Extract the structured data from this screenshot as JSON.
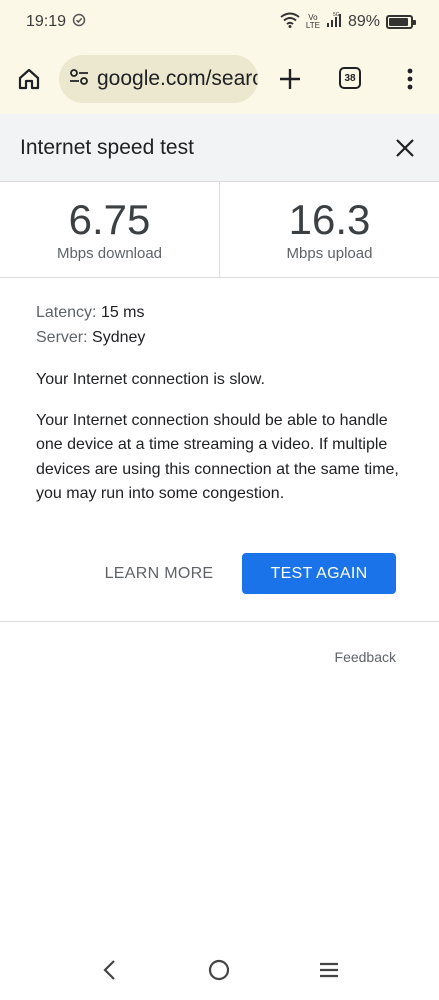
{
  "status": {
    "time": "19:19",
    "volte": "Vo\nLTE",
    "network": "5G",
    "battery": "89%"
  },
  "browser": {
    "url": "google.com/searc",
    "tab_count": "38"
  },
  "speed_test": {
    "title": "Internet speed test",
    "download_value": "6.75",
    "download_unit": "Mbps download",
    "upload_value": "16.3",
    "upload_unit": "Mbps upload",
    "latency_label": "Latency:",
    "latency_value": "15 ms",
    "server_label": "Server:",
    "server_value": "Sydney",
    "summary": "Your Internet connection is slow.",
    "description": "Your Internet connection should be able to handle one device at a time streaming a video. If multiple devices are using this connection at the same time, you may run into some congestion.",
    "learn_more_label": "LEARN MORE",
    "test_again_label": "TEST AGAIN",
    "feedback_label": "Feedback"
  },
  "colors": {
    "accent": "#1a73e8",
    "toolbar_bg": "#fbf8e8"
  }
}
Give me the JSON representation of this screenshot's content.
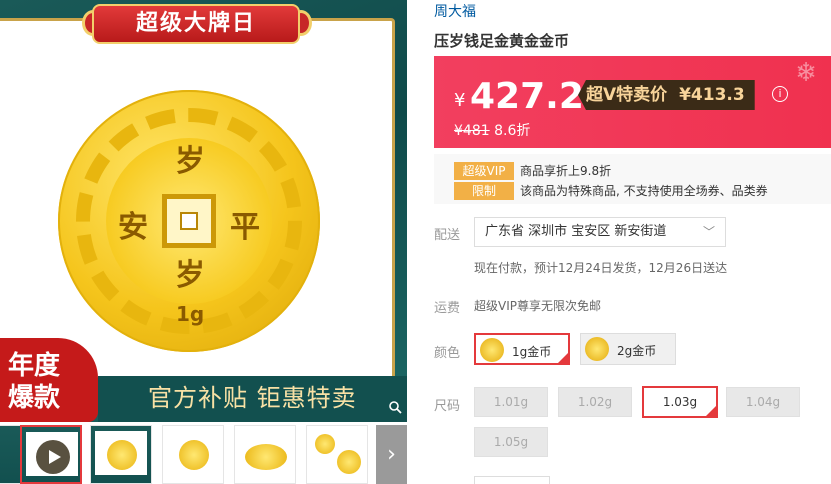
{
  "gallery": {
    "banner": "超级大牌日",
    "coin_chars": {
      "top": "岁",
      "left": "安",
      "right": "平",
      "bottom": "岁",
      "weight": "1g"
    },
    "badge": {
      "line1": "年度",
      "line2": "爆款"
    },
    "slogan": "官方补贴 钜惠特卖",
    "thumbnails": [
      {
        "kind": "video"
      },
      {
        "kind": "banner-coin"
      },
      {
        "kind": "coin"
      },
      {
        "kind": "oval-coin"
      },
      {
        "kind": "multi-coin"
      },
      {
        "kind": "partial"
      }
    ]
  },
  "product": {
    "brand": "周大福",
    "title": "压岁钱足金黄金金币"
  },
  "price": {
    "symbol": "¥",
    "current": "427.2",
    "vip_label": "超V特卖价",
    "vip_price": "¥413.3",
    "original": "¥481",
    "discount": "8.6折",
    "bg_color": "#f23f5f"
  },
  "promos": [
    {
      "tag": "超级VIP",
      "text": "商品享折上9.8折"
    },
    {
      "tag": "限制",
      "text": "该商品为特殊商品, 不支持使用全场券、品类券"
    }
  ],
  "delivery": {
    "label": "配送",
    "address": "广东省 深圳市 宝安区 新安街道",
    "note": "现在付款，预计12月24日发货，12月26日送达"
  },
  "freight": {
    "label": "运费",
    "text": "超级VIP尊享无限次免邮"
  },
  "colors": {
    "label": "颜色",
    "options": [
      {
        "label": "1g金币",
        "selected": true
      },
      {
        "label": "2g金币",
        "selected": false
      }
    ]
  },
  "sizes": {
    "label": "尺码",
    "options": [
      {
        "label": "1.01g",
        "selected": false
      },
      {
        "label": "1.02g",
        "selected": false
      },
      {
        "label": "1.03g",
        "selected": true
      },
      {
        "label": "1.04g",
        "selected": false
      },
      {
        "label": "1.05g",
        "selected": false
      }
    ]
  },
  "accent_color": "#e4393c"
}
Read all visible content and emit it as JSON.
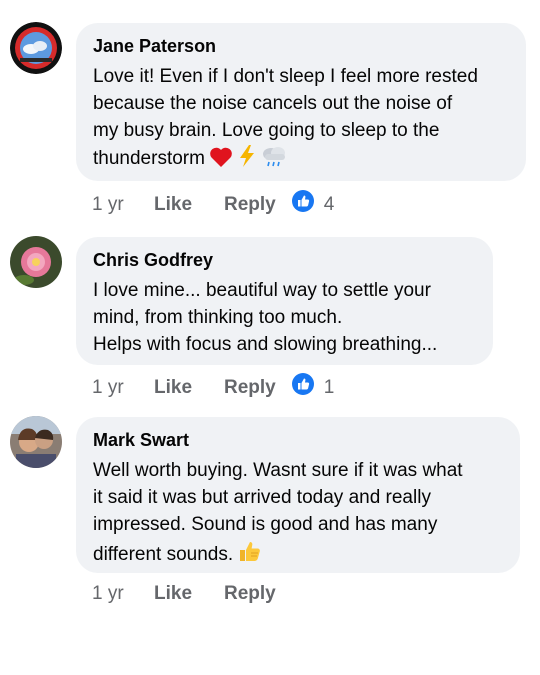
{
  "colors": {
    "bubble": "#f0f2f5",
    "like_blue": "#1877f2",
    "meta_gray": "#65676b"
  },
  "comments": [
    {
      "author": "Jane Paterson",
      "text": "Love it! Even if I don't sleep I feel more rested\nbecause the noise cancels out the noise of\nmy busy brain. Love going to sleep to the\nthunderstorm",
      "emojis": [
        "heart-emoji",
        "lightning-emoji",
        "rain-cloud-emoji"
      ],
      "time": "1 yr",
      "like": "Like",
      "reply": "Reply",
      "reactions": "4"
    },
    {
      "author": "Chris Godfrey",
      "text": "I love mine... beautiful way to settle your\nmind, from thinking too much.\nHelps with focus and slowing breathing...",
      "time": "1 yr",
      "like": "Like",
      "reply": "Reply",
      "reactions": "1"
    },
    {
      "author": "Mark Swart",
      "text": "Well worth buying. Wasnt sure if it was what\nit said it was but arrived today and really\nimpressed. Sound is good and has many\ndifferent sounds.",
      "emojis": [
        "thumbs-up-emoji"
      ],
      "time": "1 yr",
      "like": "Like",
      "reply": "Reply"
    }
  ]
}
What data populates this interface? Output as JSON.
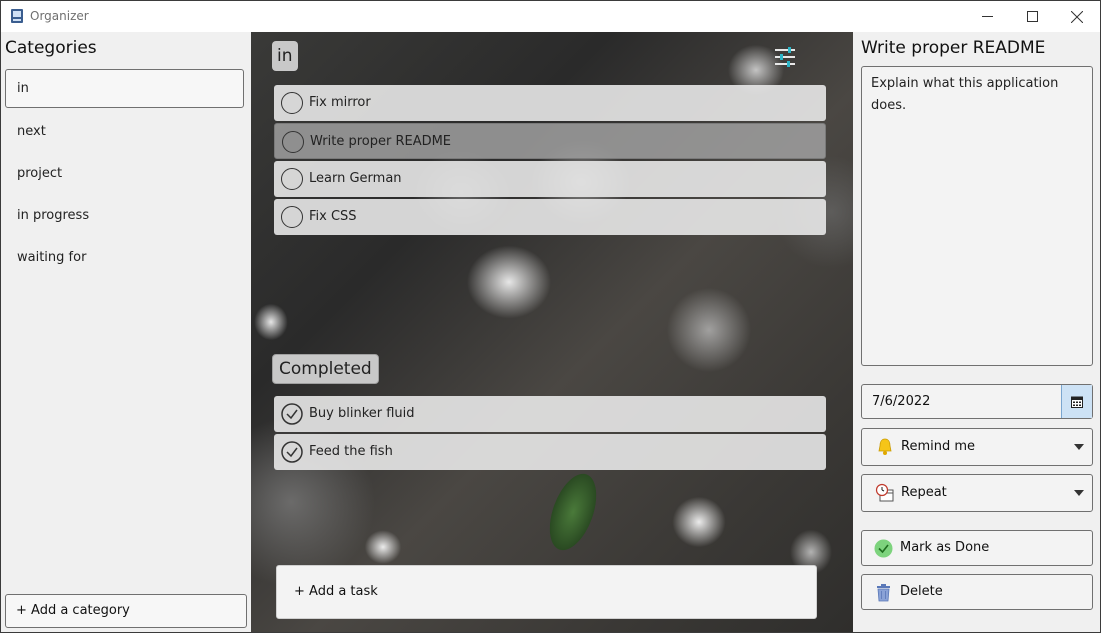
{
  "window": {
    "title": "Organizer"
  },
  "sidebar": {
    "heading": "Categories",
    "items": [
      {
        "label": "in",
        "selected": true
      },
      {
        "label": "next"
      },
      {
        "label": "project"
      },
      {
        "label": "in progress"
      },
      {
        "label": "waiting for"
      }
    ],
    "add_label": "+ Add a category"
  },
  "list": {
    "title": "in",
    "tasks": [
      {
        "label": "Fix mirror"
      },
      {
        "label": "Write proper README",
        "selected": true
      },
      {
        "label": "Learn German"
      },
      {
        "label": "Fix CSS"
      }
    ],
    "completed_title": "Completed",
    "completed": [
      {
        "label": "Buy blinker fluid"
      },
      {
        "label": "Feed the fish"
      }
    ],
    "add_label": "+ Add a task"
  },
  "detail": {
    "title": "Write proper README",
    "notes": "Explain what this application does.",
    "date": "7/6/2022",
    "remind_label": "Remind me",
    "repeat_label": "Repeat",
    "done_label": "Mark as Done",
    "delete_label": "Delete"
  },
  "colors": {
    "accent": "#cde2f5",
    "done_green": "#6cc36c",
    "bell_yellow": "#f5c518",
    "delete_blue": "#5a78b8"
  }
}
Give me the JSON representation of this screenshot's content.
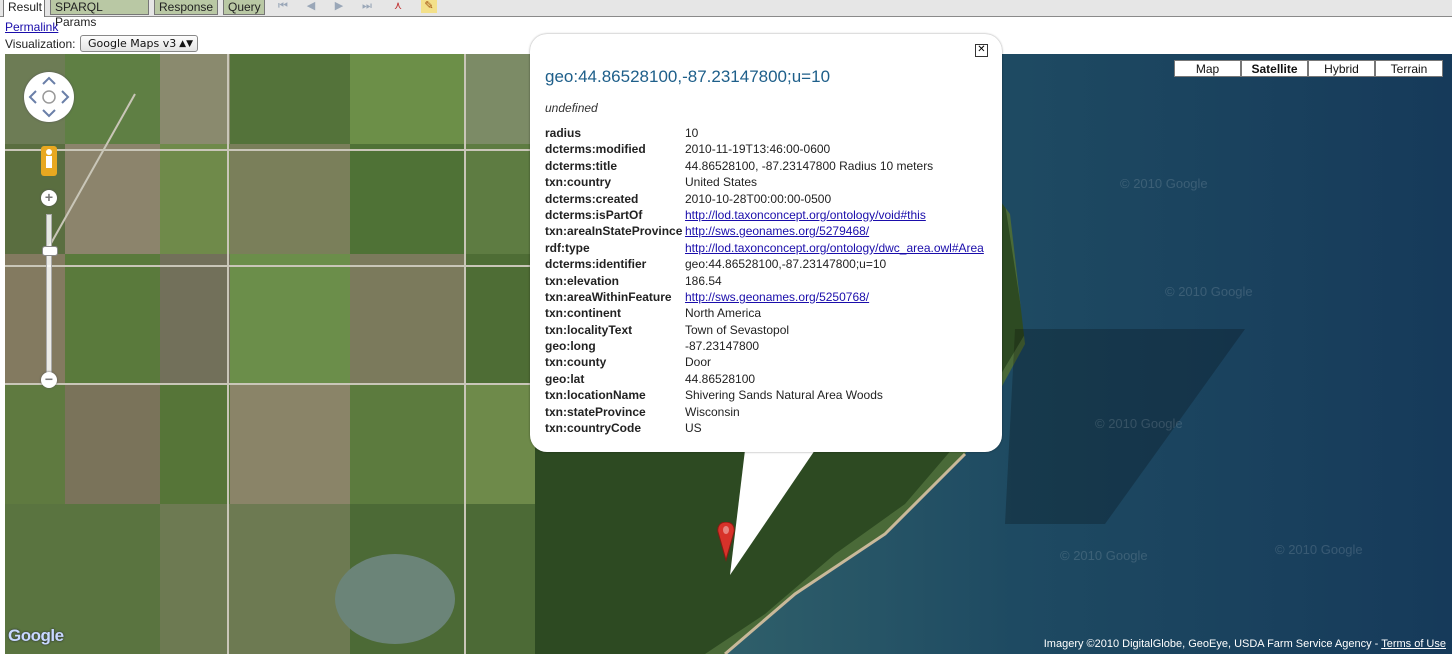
{
  "tabs": [
    {
      "label": "Result",
      "active": true
    },
    {
      "label": "SPARQL Params",
      "active": false
    },
    {
      "label": "Response",
      "active": false
    },
    {
      "label": "Query",
      "active": false
    }
  ],
  "toolbar_icons": [
    "first-page-icon",
    "prev-page-icon",
    "next-page-icon",
    "last-page-icon",
    "graph-icon",
    "edit-icon"
  ],
  "permalink": "Permalink",
  "visualization": {
    "label": "Visualization:",
    "selected": "Google Maps v3"
  },
  "map": {
    "types": [
      {
        "label": "Map",
        "selected": false
      },
      {
        "label": "Satellite",
        "selected": true
      },
      {
        "label": "Hybrid",
        "selected": false
      },
      {
        "label": "Terrain",
        "selected": false
      }
    ],
    "watermark": "© 2010 Google",
    "logo": "Google",
    "attribution": "Imagery ©2010 DigitalGlobe, GeoEye, USDA Farm Service Agency -",
    "terms": "Terms of Use"
  },
  "popup": {
    "title": "geo:44.86528100,-87.23147800;u=10",
    "subtitle": "undefined",
    "close_label": "✕",
    "properties": [
      {
        "key": "radius",
        "value": "10",
        "link": false
      },
      {
        "key": "dcterms:modified",
        "value": "2010-11-19T13:46:00-0600",
        "link": false
      },
      {
        "key": "dcterms:title",
        "value": "44.86528100, -87.23147800 Radius 10 meters",
        "link": false
      },
      {
        "key": "txn:country",
        "value": "United States",
        "link": false
      },
      {
        "key": "dcterms:created",
        "value": "2010-10-28T00:00:00-0500",
        "link": false
      },
      {
        "key": "dcterms:isPartOf",
        "value": "http://lod.taxonconcept.org/ontology/void#this",
        "link": true
      },
      {
        "key": "txn:areaInStateProvince",
        "value": "http://sws.geonames.org/5279468/",
        "link": true
      },
      {
        "key": "rdf:type",
        "value": "http://lod.taxonconcept.org/ontology/dwc_area.owl#Area",
        "link": true
      },
      {
        "key": "dcterms:identifier",
        "value": "geo:44.86528100,-87.23147800;u=10",
        "link": false
      },
      {
        "key": "txn:elevation",
        "value": "186.54",
        "link": false
      },
      {
        "key": "txn:areaWithinFeature",
        "value": "http://sws.geonames.org/5250768/",
        "link": true
      },
      {
        "key": "txn:continent",
        "value": "North America",
        "link": false
      },
      {
        "key": "txn:localityText",
        "value": "Town of Sevastopol",
        "link": false
      },
      {
        "key": "geo:long",
        "value": "-87.23147800",
        "link": false
      },
      {
        "key": "txn:county",
        "value": "Door",
        "link": false
      },
      {
        "key": "geo:lat",
        "value": "44.86528100",
        "link": false
      },
      {
        "key": "txn:locationName",
        "value": "Shivering Sands Natural Area Woods",
        "link": false
      },
      {
        "key": "txn:stateProvince",
        "value": "Wisconsin",
        "link": false
      },
      {
        "key": "txn:countryCode",
        "value": "US",
        "link": false
      }
    ]
  }
}
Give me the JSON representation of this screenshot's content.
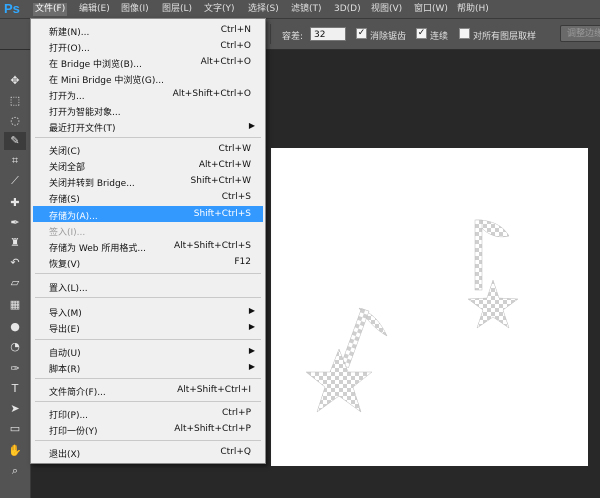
{
  "app": {
    "logo": "Ps"
  },
  "menubar": [
    "文件(F)",
    "编辑(E)",
    "图像(I)",
    "图层(L)",
    "文字(Y)",
    "选择(S)",
    "滤镜(T)",
    "3D(D)",
    "视图(V)",
    "窗口(W)",
    "帮助(H)"
  ],
  "options": {
    "tolerance_label": "容差:",
    "tolerance_value": "32",
    "antialias_label": "消除锯齿",
    "antialias_checked": true,
    "contiguous_label": "连续",
    "contiguous_checked": true,
    "sample_all_label": "对所有图层取样",
    "sample_all_checked": false,
    "refine_edge_label": "调整边缘"
  },
  "tools": [
    "move",
    "marquee",
    "lasso",
    "quick-select",
    "crop",
    "eyedropper",
    "spot-heal",
    "brush",
    "clone-stamp",
    "history-brush",
    "eraser",
    "gradient",
    "blur",
    "dodge",
    "pen",
    "type",
    "path-select",
    "rectangle",
    "hand",
    "zoom"
  ],
  "file_menu": {
    "items": [
      {
        "label": "新建(N)...",
        "shortcut": "Ctrl+N"
      },
      {
        "label": "打开(O)...",
        "shortcut": "Ctrl+O"
      },
      {
        "label": "在 Bridge 中浏览(B)...",
        "shortcut": "Alt+Ctrl+O"
      },
      {
        "label": "在 Mini Bridge 中浏览(G)...",
        "shortcut": ""
      },
      {
        "label": "打开为...",
        "shortcut": "Alt+Shift+Ctrl+O"
      },
      {
        "label": "打开为智能对象...",
        "shortcut": ""
      },
      {
        "label": "最近打开文件(T)",
        "shortcut": "▶"
      },
      {
        "label": "关闭(C)",
        "shortcut": "Ctrl+W"
      },
      {
        "label": "关闭全部",
        "shortcut": "Alt+Ctrl+W"
      },
      {
        "label": "关闭并转到 Bridge...",
        "shortcut": "Shift+Ctrl+W"
      },
      {
        "label": "存储(S)",
        "shortcut": "Ctrl+S"
      },
      {
        "label": "存储为(A)...",
        "shortcut": "Shift+Ctrl+S"
      },
      {
        "label": "签入(I)...",
        "shortcut": ""
      },
      {
        "label": "存储为 Web 所用格式...",
        "shortcut": "Alt+Shift+Ctrl+S"
      },
      {
        "label": "恢复(V)",
        "shortcut": "F12"
      },
      {
        "label": "置入(L)...",
        "shortcut": ""
      },
      {
        "label": "导入(M)",
        "shortcut": "▶"
      },
      {
        "label": "导出(E)",
        "shortcut": "▶"
      },
      {
        "label": "自动(U)",
        "shortcut": "▶"
      },
      {
        "label": "脚本(R)",
        "shortcut": "▶"
      },
      {
        "label": "文件简介(F)...",
        "shortcut": "Alt+Shift+Ctrl+I"
      },
      {
        "label": "打印(P)...",
        "shortcut": "Ctrl+P"
      },
      {
        "label": "打印一份(Y)",
        "shortcut": "Alt+Shift+Ctrl+P"
      },
      {
        "label": "退出(X)",
        "shortcut": "Ctrl+Q"
      }
    ],
    "highlighted_item": "存储为(A)...",
    "disabled_item": "签入(I)..."
  },
  "colors": {
    "highlight": "#3399ff",
    "ps_blue": "#31a8ff",
    "canvas_bg": "#282828",
    "panel_gray": "#535353"
  }
}
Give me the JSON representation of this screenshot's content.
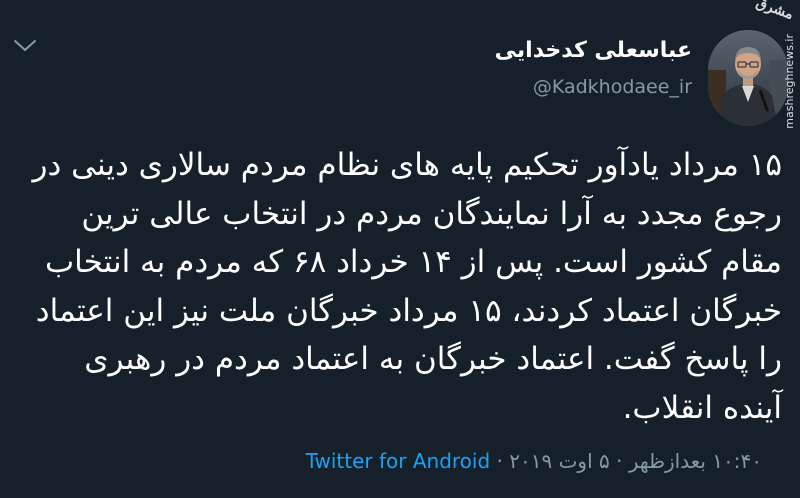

——————

## JOB
Identify all lines where the word "http" shows up. Copy them.

## THE SOLUTION
        "value": "http://lod.taxonconcept.org/ontology/void#this",
        "value": "http://sws.geonames.org/5279468/",
        "value": "http://lod.taxonconcept.org/ontology/dwc_area.owl#Area",
        "value": "http://sws.geonames.org/5250768/",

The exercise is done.